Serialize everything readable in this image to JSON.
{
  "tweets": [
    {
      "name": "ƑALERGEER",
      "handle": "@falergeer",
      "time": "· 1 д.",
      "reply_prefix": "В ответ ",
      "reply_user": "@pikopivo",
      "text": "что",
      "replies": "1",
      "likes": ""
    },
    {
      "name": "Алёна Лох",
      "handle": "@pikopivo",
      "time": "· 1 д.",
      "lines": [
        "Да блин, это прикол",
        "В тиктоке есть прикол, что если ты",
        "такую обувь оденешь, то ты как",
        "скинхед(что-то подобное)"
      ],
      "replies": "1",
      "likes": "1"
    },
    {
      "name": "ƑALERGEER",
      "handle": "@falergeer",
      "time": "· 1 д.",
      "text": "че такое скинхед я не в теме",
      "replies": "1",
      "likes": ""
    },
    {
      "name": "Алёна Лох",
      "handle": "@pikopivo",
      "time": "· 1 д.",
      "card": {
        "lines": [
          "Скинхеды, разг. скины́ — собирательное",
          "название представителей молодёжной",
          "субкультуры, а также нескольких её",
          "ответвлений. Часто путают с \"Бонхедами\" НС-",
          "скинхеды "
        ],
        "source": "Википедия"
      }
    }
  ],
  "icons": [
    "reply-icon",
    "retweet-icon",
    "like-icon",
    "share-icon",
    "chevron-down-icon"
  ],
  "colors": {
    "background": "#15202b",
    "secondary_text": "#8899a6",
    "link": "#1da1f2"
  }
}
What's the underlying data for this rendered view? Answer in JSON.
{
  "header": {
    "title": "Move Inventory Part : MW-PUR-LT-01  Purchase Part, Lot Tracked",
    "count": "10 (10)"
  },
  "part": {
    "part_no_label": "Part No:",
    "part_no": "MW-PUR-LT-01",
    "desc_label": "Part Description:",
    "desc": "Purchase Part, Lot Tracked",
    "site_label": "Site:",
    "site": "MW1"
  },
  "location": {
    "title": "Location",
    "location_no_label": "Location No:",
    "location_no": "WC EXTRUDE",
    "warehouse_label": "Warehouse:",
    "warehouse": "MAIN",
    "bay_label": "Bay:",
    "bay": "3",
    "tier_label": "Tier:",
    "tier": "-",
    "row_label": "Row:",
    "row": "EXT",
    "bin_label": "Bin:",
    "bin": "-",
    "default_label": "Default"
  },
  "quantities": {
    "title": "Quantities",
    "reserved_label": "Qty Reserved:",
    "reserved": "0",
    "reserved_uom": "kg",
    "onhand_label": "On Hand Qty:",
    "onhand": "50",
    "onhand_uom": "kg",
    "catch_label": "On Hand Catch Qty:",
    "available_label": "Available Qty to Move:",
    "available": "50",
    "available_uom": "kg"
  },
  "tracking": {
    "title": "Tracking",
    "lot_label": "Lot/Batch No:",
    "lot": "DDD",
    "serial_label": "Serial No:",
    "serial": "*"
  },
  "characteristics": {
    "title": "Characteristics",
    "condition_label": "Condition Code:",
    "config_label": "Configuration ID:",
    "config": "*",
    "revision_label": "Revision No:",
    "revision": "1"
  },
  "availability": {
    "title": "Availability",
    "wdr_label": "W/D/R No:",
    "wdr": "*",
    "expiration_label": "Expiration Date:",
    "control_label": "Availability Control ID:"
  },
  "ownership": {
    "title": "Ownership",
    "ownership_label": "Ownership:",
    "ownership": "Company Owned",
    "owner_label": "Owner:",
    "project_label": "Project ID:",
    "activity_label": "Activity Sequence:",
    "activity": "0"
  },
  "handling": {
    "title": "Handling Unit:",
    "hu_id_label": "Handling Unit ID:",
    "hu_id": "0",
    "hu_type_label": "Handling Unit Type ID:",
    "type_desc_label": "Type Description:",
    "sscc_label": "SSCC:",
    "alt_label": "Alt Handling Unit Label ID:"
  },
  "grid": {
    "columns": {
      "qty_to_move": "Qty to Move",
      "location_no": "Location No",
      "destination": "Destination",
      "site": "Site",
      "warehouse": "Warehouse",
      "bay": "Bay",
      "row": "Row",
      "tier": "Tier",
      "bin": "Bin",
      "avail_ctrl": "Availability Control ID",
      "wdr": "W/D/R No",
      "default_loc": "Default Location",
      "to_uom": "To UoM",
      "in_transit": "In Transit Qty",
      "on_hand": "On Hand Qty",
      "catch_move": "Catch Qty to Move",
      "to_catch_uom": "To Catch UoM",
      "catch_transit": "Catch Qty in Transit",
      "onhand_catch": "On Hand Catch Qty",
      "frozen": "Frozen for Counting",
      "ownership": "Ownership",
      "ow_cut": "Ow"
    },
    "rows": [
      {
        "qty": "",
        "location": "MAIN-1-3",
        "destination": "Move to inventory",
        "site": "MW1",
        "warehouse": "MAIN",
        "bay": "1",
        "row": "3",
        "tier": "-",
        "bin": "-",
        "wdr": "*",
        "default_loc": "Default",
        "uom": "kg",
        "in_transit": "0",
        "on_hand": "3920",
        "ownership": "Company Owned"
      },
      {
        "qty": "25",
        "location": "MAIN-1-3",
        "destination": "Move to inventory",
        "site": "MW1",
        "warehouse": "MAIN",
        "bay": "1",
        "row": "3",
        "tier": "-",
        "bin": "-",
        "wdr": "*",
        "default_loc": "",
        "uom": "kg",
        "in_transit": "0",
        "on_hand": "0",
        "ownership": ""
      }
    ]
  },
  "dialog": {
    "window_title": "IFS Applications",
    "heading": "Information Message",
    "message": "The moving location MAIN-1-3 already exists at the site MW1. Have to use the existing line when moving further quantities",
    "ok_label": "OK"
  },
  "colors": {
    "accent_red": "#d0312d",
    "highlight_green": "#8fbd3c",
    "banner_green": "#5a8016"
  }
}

------------

• Aim:
Every line containing the string "Tracked" must be listed.

• Right answer:
    "title": "Move Inventory Part : MW-PUR-LT-01  Purchase Part, Lot Tracked",
    "desc": "Purchase Part, Lot Tracked",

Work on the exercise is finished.